Your task
State how many lines in the entries below hold the word "people", with nothing besides the number.

Exercise materials
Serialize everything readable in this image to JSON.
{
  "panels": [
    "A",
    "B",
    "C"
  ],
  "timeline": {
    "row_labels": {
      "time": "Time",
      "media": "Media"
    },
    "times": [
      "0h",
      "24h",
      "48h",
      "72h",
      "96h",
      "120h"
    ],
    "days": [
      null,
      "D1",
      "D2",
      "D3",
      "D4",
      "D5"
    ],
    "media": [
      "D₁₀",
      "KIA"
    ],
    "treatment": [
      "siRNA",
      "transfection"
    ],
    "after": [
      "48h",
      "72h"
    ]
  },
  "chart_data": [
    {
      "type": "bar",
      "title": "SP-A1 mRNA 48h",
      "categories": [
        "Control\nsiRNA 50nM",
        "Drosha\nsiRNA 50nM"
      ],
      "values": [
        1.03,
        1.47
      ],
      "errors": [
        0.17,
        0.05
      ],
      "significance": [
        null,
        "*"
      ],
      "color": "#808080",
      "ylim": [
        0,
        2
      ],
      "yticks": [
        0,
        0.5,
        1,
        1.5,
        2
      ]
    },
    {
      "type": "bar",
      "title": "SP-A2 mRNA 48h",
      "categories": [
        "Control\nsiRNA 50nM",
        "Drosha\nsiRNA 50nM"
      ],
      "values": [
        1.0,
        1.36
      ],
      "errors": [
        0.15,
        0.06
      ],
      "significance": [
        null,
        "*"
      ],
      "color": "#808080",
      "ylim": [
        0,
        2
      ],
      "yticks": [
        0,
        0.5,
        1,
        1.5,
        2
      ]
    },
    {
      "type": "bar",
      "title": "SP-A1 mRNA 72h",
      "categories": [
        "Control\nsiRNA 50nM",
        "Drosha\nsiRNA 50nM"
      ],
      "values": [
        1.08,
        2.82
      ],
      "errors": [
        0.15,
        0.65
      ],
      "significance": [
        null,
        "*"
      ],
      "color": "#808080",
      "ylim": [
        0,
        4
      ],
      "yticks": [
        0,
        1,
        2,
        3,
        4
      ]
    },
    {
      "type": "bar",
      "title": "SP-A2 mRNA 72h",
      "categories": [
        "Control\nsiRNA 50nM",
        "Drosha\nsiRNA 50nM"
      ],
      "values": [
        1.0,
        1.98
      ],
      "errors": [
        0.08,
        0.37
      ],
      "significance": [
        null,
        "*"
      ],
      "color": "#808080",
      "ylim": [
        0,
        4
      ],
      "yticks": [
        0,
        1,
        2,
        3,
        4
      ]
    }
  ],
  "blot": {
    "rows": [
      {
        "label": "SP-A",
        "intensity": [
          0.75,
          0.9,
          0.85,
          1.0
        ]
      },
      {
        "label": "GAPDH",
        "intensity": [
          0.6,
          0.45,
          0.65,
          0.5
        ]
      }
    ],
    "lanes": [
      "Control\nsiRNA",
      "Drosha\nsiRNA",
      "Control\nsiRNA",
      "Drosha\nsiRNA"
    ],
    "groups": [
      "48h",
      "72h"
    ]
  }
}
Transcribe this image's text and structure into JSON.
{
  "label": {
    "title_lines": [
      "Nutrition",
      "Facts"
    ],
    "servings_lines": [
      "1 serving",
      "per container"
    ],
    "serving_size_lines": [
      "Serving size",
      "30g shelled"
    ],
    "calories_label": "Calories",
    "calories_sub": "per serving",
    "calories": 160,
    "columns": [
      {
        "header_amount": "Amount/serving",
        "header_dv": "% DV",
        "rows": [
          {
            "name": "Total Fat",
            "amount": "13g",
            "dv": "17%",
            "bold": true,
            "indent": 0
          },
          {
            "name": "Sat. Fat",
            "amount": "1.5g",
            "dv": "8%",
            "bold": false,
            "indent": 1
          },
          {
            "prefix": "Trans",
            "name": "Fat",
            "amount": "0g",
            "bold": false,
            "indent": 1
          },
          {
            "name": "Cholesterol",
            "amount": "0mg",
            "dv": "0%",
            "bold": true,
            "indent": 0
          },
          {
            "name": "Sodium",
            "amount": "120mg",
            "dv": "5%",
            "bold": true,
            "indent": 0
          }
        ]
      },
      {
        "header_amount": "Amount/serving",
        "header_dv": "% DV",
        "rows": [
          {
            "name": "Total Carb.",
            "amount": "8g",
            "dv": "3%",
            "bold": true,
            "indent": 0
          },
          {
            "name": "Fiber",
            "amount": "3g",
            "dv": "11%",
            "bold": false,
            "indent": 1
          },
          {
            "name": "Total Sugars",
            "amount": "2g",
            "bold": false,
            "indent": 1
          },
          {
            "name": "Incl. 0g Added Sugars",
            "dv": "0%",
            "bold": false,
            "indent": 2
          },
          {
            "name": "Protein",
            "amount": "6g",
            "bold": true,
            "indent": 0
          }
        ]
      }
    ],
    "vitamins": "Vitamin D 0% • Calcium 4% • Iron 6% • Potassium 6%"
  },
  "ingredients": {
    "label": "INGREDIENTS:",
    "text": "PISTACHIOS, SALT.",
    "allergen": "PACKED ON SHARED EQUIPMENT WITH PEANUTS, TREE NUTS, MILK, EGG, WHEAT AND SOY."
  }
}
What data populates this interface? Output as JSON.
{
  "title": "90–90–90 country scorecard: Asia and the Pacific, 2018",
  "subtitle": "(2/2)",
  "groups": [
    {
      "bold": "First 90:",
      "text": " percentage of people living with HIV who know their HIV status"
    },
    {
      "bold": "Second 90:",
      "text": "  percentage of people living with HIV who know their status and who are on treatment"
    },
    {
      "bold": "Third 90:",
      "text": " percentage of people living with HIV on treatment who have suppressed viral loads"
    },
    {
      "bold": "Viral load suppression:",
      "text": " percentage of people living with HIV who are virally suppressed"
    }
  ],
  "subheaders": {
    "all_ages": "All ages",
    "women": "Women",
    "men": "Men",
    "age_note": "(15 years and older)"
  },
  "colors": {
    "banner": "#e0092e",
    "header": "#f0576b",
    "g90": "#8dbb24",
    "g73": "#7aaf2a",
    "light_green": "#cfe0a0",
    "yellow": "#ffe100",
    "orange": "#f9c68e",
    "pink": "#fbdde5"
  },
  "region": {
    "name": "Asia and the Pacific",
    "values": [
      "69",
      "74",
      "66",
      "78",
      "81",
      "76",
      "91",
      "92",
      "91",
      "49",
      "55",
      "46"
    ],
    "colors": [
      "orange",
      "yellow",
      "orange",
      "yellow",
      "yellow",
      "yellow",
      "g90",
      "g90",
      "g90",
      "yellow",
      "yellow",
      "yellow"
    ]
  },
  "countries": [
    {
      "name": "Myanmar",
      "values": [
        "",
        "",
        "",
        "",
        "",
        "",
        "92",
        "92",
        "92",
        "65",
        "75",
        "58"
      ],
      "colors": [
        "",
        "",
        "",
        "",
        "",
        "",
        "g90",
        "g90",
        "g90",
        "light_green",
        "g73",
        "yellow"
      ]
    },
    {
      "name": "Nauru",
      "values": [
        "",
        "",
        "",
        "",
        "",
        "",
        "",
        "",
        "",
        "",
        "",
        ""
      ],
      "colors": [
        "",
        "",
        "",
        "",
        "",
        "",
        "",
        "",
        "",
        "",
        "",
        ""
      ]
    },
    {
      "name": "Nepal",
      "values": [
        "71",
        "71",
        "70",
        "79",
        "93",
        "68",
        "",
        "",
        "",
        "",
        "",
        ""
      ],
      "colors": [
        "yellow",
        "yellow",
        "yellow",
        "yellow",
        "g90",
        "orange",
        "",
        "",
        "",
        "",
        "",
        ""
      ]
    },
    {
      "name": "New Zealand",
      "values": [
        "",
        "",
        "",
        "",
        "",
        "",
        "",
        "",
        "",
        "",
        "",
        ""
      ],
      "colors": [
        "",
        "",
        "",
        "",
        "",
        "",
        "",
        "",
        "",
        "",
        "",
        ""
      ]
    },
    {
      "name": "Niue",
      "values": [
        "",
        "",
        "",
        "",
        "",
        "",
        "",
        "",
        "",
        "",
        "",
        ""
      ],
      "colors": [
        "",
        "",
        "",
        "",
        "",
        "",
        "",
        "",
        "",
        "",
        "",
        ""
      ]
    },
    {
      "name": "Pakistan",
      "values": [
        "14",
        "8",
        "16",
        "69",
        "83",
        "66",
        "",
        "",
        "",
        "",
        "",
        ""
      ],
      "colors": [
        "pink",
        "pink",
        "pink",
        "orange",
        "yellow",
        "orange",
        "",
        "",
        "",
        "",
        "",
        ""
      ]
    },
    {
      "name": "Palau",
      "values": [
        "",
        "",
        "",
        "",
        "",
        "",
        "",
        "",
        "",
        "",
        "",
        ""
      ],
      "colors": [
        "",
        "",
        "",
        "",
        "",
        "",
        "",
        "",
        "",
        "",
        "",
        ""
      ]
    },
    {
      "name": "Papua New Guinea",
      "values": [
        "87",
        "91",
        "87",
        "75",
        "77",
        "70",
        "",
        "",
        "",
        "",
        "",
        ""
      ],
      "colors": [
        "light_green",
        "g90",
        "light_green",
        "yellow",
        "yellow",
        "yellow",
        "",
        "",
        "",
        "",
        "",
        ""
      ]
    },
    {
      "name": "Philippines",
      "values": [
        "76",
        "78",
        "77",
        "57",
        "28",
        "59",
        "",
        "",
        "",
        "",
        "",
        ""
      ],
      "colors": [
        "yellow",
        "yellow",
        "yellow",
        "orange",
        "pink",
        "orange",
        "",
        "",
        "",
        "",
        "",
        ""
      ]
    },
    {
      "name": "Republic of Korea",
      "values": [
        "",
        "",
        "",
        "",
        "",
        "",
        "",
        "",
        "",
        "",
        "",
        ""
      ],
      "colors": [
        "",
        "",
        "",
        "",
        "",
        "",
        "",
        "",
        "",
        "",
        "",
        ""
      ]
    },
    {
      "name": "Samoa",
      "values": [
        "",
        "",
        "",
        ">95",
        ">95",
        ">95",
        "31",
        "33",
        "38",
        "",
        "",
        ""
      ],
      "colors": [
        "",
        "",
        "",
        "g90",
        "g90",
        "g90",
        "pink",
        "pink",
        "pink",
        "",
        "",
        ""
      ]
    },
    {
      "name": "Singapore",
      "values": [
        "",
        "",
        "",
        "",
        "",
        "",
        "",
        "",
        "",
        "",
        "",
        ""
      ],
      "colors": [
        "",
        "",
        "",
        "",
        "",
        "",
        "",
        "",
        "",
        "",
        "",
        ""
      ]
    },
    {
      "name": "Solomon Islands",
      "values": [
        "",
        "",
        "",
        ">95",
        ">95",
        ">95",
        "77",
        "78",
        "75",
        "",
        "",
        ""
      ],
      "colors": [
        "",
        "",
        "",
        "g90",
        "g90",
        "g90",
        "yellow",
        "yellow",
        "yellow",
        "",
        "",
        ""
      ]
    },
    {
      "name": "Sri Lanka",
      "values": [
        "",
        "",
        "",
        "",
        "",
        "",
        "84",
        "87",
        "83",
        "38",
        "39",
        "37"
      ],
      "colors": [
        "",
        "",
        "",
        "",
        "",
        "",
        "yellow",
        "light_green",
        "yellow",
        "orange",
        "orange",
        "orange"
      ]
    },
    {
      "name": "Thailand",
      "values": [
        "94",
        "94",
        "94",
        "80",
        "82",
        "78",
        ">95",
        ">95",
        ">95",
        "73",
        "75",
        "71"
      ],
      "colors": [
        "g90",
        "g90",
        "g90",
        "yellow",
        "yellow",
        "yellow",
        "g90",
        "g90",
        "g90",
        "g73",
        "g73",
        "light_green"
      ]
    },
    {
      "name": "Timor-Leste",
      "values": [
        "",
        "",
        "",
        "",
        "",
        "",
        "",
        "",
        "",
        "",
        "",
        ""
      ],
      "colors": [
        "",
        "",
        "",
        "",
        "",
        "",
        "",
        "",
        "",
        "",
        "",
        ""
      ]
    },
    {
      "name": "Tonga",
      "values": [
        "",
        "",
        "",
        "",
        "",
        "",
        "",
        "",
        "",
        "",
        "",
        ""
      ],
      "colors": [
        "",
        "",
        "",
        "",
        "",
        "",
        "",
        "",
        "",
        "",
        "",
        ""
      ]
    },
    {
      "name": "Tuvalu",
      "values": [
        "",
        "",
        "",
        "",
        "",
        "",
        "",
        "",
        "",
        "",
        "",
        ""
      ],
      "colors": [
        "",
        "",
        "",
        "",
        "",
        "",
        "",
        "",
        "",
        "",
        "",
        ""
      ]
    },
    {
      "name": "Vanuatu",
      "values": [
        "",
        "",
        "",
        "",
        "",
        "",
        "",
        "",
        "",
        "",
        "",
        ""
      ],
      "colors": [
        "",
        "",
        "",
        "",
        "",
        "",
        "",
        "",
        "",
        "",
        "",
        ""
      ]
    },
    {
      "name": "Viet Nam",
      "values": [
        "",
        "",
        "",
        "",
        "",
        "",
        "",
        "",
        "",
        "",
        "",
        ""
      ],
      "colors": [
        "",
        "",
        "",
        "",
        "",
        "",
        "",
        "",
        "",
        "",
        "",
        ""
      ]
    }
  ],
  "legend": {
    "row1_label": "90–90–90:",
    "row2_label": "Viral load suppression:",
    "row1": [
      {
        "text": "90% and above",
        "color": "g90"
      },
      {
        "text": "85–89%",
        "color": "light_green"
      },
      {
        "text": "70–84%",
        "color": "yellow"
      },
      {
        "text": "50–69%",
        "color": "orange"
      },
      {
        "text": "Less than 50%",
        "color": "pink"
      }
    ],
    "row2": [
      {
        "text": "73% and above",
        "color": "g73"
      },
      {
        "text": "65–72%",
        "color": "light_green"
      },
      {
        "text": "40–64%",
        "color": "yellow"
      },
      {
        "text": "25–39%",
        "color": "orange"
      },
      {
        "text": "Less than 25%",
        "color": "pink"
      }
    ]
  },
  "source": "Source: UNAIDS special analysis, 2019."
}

Exercise answer
4